* [What the task asks]: Transcribe the material in full. Nothing should differ except that the pictures are left out.

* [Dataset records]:

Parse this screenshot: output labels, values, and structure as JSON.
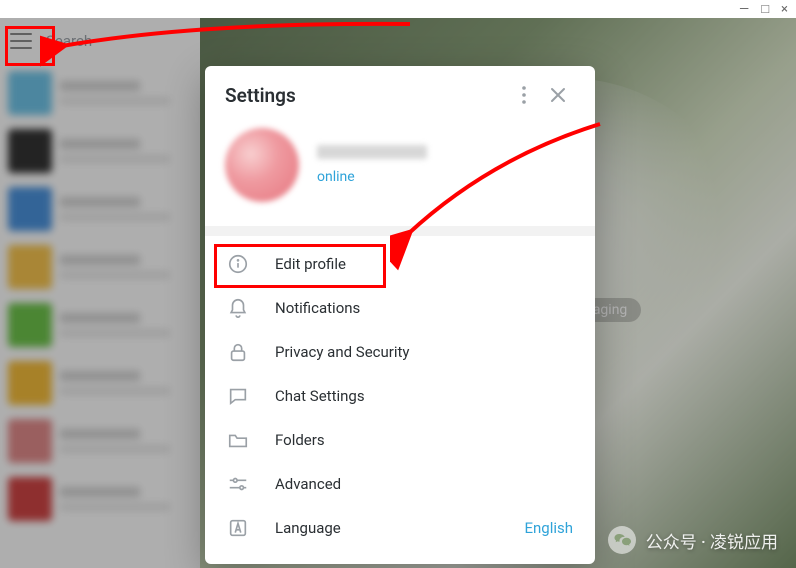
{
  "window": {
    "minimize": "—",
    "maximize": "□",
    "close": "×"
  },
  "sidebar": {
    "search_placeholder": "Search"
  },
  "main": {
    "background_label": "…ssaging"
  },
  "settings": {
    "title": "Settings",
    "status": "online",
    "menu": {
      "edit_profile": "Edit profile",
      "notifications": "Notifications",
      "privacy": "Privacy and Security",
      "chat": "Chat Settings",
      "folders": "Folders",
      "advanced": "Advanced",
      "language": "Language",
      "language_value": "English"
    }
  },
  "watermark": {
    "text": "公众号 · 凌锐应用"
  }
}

* [Task result]:
Parse this screenshot: output labels, values, and structure as JSON.
{
  "window": {
    "minimize": "—",
    "maximize": "□",
    "close": "×"
  },
  "sidebar": {
    "search_placeholder": "Search"
  },
  "main": {
    "background_label": "…ssaging"
  },
  "settings": {
    "title": "Settings",
    "status": "online",
    "menu": {
      "edit_profile": "Edit profile",
      "notifications": "Notifications",
      "privacy": "Privacy and Security",
      "chat": "Chat Settings",
      "folders": "Folders",
      "advanced": "Advanced",
      "language": "Language",
      "language_value": "English"
    }
  },
  "watermark": {
    "text": "公众号 · 凌锐应用"
  }
}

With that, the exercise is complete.